EXERCISE DESCRIPTION. The listing below should be copied in full, word for word.

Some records
--- START ---

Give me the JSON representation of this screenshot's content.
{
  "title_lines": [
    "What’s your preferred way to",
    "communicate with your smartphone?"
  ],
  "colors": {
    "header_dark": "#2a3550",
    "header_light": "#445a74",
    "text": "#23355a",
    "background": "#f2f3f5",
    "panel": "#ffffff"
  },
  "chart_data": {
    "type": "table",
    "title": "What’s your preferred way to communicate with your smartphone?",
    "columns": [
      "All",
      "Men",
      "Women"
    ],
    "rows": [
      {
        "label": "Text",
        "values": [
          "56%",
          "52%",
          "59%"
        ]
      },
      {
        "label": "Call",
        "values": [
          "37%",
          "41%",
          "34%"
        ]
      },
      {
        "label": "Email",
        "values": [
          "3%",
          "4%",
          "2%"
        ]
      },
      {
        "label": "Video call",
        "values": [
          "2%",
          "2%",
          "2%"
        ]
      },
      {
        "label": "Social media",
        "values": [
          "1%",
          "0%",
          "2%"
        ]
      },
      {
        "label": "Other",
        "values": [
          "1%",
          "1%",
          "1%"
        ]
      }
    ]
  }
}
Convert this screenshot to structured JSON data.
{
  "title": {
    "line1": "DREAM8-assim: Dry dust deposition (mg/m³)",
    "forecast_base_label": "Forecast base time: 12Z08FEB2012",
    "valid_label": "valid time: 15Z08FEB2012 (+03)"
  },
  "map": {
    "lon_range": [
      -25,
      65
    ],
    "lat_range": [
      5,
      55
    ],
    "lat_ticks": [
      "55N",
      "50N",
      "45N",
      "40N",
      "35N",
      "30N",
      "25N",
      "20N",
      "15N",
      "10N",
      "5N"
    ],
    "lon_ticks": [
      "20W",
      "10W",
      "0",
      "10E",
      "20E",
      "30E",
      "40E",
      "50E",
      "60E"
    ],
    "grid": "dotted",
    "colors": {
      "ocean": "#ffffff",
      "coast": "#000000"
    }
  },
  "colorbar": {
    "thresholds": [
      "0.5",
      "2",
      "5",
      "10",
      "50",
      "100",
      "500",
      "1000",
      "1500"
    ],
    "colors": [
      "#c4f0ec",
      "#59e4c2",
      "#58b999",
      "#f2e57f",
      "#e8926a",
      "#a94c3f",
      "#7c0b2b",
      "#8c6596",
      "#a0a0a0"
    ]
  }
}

--- END ---

TASK SOLUTION.
Give me the JSON representation of this screenshot's content.
{
  "title_lines": [
    "What’s your preferred way to",
    "communicate with your smartphone?"
  ],
  "colors": {
    "header_dark": "#2a3550",
    "header_light": "#445a74",
    "text": "#23355a",
    "background": "#f2f3f5",
    "panel": "#ffffff"
  },
  "chart_data": {
    "type": "table",
    "title": "What’s your preferred way to communicate with your smartphone?",
    "columns": [
      "All",
      "Men",
      "Women"
    ],
    "rows": [
      {
        "label": "Text",
        "values": [
          "56%",
          "52%",
          "59%"
        ]
      },
      {
        "label": "Call",
        "values": [
          "37%",
          "41%",
          "34%"
        ]
      },
      {
        "label": "Email",
        "values": [
          "3%",
          "4%",
          "2%"
        ]
      },
      {
        "label": "Video call",
        "values": [
          "2%",
          "2%",
          "2%"
        ]
      },
      {
        "label": "Social media",
        "values": [
          "1%",
          "0%",
          "2%"
        ]
      },
      {
        "label": "Other",
        "values": [
          "1%",
          "1%",
          "1%"
        ]
      }
    ]
  }
}
Convert this screenshot to structured JSON data.
{
  "title": {
    "line1": "DREAM8-assim: Dry dust deposition (mg/m³)",
    "forecast_base_label": "Forecast base time: 12Z08FEB2012",
    "valid_label": "valid time: 15Z08FEB2012 (+03)"
  },
  "map": {
    "lon_range": [
      -25,
      65
    ],
    "lat_range": [
      5,
      55
    ],
    "lat_ticks": [
      "55N",
      "50N",
      "45N",
      "40N",
      "35N",
      "30N",
      "25N",
      "20N",
      "15N",
      "10N",
      "5N"
    ],
    "lon_ticks": [
      "20W",
      "10W",
      "0",
      "10E",
      "20E",
      "30E",
      "40E",
      "50E",
      "60E"
    ],
    "grid": "dotted",
    "colors": {
      "ocean": "#ffffff",
      "coast": "#000000"
    }
  },
  "colorbar": {
    "thresholds": [
      "0.5",
      "2",
      "5",
      "10",
      "50",
      "100",
      "500",
      "1000",
      "1500"
    ],
    "colors": [
      "#c4f0ec",
      "#59e4c2",
      "#58b999",
      "#f2e57f",
      "#e8926a",
      "#a94c3f",
      "#7c0b2b",
      "#8c6596",
      "#a0a0a0"
    ]
  }
}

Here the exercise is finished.